Check your understanding:
• 1. Sum up the pull request text about distroless images in two sentences.
• 2. Carry the pull request text about distroless images forward from its last sentence.

Reading passage:
..............................

The aim of this pull request is to migrate the repeater's Docker image from an Alpine-based image to a distroless image. The main advantages are as follows:

  • Reduced image size
  • Reduced attack surface
  • Makes a hacker's job more difficult by removing commonly used tools (e.g. shell / curl)
  • Reduced scanner noise, so you know exactly which vulnerabilities are present in the image

The first distroless images were produced by GoogleContainerTools, which has distroless images designed to run C, Go, Java, Node.js and Python images. Google's images are produced using a custom process orchestrated by their construction tool Bazel. Here are the benefits highlighted on their GitHub:

Restricting what's in your runtime container to precisely what's necessary for your app is a best practice employed by Google and other tech giants that have used containers in production for many years. It improves the signal to noise of scanners (e.g. CVE) and reduces the burden of establishing provenance to just what you need.

..............................

Stored data entries:
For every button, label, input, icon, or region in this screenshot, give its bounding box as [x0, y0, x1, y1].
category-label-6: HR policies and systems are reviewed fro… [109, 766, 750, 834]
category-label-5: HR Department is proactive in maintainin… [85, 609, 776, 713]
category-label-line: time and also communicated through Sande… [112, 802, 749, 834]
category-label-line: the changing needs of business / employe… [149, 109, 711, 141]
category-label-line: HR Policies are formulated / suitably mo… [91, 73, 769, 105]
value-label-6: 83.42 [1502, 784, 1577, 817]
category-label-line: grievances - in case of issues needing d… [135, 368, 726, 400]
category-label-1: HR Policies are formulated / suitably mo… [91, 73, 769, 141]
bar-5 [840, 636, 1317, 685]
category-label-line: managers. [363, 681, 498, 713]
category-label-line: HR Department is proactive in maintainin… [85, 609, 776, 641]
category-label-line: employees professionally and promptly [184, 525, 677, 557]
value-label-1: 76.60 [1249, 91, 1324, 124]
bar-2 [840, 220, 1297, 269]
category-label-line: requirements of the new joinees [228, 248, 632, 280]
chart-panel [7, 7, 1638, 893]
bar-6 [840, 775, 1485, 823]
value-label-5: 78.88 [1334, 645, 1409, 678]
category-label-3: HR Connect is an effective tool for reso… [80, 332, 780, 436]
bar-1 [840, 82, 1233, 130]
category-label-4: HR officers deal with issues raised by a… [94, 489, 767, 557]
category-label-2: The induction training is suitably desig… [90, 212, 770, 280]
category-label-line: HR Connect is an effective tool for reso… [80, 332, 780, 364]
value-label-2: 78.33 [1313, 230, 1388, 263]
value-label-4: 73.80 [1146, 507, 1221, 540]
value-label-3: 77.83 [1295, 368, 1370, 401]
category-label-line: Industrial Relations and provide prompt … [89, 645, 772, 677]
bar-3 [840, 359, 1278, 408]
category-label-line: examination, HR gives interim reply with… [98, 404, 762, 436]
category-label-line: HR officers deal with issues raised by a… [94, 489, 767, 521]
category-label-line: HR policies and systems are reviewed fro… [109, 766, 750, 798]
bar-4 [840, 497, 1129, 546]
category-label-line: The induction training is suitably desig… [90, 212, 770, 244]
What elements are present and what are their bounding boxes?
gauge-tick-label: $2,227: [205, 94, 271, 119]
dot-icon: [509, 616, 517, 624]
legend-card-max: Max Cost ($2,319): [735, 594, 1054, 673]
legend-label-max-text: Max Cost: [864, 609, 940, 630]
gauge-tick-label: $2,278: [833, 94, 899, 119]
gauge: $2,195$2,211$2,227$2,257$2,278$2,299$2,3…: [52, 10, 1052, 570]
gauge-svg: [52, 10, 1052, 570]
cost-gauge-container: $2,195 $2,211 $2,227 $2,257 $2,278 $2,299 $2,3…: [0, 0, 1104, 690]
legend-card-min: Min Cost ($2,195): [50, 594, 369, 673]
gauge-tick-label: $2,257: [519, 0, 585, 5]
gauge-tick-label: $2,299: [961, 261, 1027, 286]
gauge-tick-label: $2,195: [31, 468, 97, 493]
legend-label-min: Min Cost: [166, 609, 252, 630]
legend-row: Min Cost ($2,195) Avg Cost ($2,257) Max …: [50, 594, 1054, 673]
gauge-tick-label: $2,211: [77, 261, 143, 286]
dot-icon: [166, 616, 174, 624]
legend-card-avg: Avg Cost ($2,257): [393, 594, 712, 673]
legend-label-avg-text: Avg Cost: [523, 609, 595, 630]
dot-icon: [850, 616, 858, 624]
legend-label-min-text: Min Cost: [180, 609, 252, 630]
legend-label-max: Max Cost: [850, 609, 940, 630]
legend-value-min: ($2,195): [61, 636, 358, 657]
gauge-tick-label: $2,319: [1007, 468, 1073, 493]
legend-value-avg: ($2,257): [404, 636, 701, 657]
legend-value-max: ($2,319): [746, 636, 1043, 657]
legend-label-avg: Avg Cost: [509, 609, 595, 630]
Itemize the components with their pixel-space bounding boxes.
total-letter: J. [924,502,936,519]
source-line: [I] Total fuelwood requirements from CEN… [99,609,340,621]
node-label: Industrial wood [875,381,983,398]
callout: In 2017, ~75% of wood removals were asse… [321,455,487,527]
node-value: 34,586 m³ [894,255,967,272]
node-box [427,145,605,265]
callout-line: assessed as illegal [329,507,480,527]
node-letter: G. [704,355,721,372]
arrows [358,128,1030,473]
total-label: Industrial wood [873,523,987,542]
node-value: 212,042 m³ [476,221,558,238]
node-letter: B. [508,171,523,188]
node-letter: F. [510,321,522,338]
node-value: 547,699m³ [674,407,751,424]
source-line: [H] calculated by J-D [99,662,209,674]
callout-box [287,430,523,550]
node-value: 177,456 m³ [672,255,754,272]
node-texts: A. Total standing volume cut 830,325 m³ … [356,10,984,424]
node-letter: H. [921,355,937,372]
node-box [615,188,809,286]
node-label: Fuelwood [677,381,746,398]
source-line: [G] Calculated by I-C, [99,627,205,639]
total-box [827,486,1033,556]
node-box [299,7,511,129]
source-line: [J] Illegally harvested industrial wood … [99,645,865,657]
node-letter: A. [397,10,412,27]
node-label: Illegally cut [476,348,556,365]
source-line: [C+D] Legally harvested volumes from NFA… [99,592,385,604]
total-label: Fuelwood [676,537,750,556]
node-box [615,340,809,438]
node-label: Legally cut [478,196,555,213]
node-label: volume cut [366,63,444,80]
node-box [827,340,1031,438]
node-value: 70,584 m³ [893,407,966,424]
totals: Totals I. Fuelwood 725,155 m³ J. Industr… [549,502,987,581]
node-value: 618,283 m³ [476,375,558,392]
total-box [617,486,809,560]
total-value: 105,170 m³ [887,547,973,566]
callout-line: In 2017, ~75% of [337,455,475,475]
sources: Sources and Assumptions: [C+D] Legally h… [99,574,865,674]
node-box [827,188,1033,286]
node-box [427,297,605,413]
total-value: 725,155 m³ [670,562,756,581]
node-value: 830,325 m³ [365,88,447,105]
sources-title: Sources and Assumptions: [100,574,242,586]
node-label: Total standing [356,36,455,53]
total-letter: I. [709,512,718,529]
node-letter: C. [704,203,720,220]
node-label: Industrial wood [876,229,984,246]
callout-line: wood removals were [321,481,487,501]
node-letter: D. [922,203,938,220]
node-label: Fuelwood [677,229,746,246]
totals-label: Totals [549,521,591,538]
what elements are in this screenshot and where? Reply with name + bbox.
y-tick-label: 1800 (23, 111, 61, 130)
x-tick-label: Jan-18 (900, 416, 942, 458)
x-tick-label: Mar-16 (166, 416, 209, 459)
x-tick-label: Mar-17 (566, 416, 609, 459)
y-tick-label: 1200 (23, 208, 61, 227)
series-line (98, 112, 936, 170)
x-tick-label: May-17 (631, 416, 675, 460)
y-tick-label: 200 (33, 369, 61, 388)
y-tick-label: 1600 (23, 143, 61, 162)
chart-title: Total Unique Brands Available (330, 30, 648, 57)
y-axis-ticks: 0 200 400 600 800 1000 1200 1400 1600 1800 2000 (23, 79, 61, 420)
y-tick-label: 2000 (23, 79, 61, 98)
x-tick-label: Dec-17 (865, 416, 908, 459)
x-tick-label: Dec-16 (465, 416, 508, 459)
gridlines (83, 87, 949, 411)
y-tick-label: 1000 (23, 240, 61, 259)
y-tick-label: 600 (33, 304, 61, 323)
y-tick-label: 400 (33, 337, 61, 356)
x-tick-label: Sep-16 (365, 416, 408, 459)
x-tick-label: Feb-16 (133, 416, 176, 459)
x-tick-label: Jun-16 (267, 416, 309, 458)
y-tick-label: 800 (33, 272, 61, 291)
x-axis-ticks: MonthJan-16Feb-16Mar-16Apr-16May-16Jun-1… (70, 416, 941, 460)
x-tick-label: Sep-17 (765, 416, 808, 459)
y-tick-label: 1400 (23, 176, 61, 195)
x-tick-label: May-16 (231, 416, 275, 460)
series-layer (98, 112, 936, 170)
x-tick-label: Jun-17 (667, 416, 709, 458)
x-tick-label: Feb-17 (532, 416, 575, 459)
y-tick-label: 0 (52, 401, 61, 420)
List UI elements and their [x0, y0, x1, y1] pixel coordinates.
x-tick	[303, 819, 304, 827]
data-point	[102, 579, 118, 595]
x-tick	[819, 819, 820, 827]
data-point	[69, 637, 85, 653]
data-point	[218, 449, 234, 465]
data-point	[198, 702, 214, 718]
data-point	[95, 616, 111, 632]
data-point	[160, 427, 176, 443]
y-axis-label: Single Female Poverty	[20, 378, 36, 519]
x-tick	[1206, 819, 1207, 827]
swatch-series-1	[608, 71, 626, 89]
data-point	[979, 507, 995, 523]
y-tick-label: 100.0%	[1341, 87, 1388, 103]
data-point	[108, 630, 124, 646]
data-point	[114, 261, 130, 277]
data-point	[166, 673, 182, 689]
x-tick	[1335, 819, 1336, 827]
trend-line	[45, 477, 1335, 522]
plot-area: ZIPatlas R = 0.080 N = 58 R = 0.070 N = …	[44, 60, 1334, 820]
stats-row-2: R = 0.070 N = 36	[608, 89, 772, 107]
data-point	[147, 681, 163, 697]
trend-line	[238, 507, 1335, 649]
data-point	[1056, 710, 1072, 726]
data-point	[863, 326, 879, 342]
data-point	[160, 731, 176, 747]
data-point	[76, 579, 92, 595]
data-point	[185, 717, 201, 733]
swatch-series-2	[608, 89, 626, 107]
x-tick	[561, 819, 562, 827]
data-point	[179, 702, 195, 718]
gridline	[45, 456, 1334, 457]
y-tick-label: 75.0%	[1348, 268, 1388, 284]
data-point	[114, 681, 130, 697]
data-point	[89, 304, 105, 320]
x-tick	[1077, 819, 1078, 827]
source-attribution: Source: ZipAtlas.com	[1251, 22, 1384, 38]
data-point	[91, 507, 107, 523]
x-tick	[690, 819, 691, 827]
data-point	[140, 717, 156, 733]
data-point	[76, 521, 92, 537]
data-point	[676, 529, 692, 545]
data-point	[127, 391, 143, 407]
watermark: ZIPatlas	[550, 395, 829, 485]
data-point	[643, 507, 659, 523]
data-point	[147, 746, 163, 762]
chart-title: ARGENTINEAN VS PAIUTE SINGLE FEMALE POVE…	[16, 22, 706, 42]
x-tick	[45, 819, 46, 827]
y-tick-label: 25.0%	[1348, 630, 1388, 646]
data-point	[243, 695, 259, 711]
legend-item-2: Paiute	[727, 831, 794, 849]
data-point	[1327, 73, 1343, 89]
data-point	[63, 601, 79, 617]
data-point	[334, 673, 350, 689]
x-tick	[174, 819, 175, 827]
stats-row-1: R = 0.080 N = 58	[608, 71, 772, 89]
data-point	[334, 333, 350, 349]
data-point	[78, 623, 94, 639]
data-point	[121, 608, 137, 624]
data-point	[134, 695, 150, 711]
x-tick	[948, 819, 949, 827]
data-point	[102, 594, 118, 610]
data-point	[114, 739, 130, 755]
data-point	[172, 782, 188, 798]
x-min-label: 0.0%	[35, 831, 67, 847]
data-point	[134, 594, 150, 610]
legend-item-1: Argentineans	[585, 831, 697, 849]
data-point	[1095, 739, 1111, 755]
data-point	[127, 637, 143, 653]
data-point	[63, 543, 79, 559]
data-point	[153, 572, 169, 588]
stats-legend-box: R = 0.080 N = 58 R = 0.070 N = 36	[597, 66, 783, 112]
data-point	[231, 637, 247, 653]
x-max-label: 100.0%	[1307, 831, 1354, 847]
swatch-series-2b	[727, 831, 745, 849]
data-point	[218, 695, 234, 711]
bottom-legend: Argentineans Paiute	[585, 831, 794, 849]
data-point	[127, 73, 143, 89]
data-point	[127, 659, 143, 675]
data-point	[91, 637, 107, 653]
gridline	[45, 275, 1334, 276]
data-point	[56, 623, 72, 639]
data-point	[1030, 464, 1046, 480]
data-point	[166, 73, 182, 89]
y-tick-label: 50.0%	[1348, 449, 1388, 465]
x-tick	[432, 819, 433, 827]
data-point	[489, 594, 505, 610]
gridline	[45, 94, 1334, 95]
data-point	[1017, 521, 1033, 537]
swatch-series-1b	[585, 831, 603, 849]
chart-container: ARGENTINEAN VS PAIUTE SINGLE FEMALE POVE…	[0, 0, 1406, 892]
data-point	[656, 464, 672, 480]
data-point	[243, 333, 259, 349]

..............................

Expected responses:
• 1. The pull request aims to move the repeater's Docker image from an Alpine-based image to a distroless one, which reduces image size, attack surface and scanner noise and removes tools hackers commonly use, such as shell and curl. GoogleContainerTools produced the first distroless images using its construction tool Bazel, and it calls limiting a runtime container to only what an app needs a best practice that improves the signal to noise of scanners and reduces the burden of establishing provenance.

• 2.
However, this pull request is based on distroless images from Chainguard. Chainguard distroless images are hardened and up-to-date distroless images. These images are easier to customize as there a build using apko and melange instead of Bazel. Here are the benefits highlighted on their website:

A key benefit of minimal images, which we reported on previously, is that the smaller surface can lead to a substantial reduction in the rate at which images accumulate CVEs [...]. We also see minimal images as a key mitigation for the growing evasion technique known as “living off the land,” which attackers are using to avoid intrusion detection software. Another benefit of minimal images is that they are small (comparing a crude sampling with official images, the average is 79% smaller).

In terms of hardening, they use a nonroot user by default, which reduces the risk of container breakout. Chainguard images are built automatically every night to ensure that they are completely up to date and contain all available security patches. More details can be found on their blog post.

While not a panacea, the use of distroless images is good practice for sensitive, long-term containers such as Escape's repeater agent.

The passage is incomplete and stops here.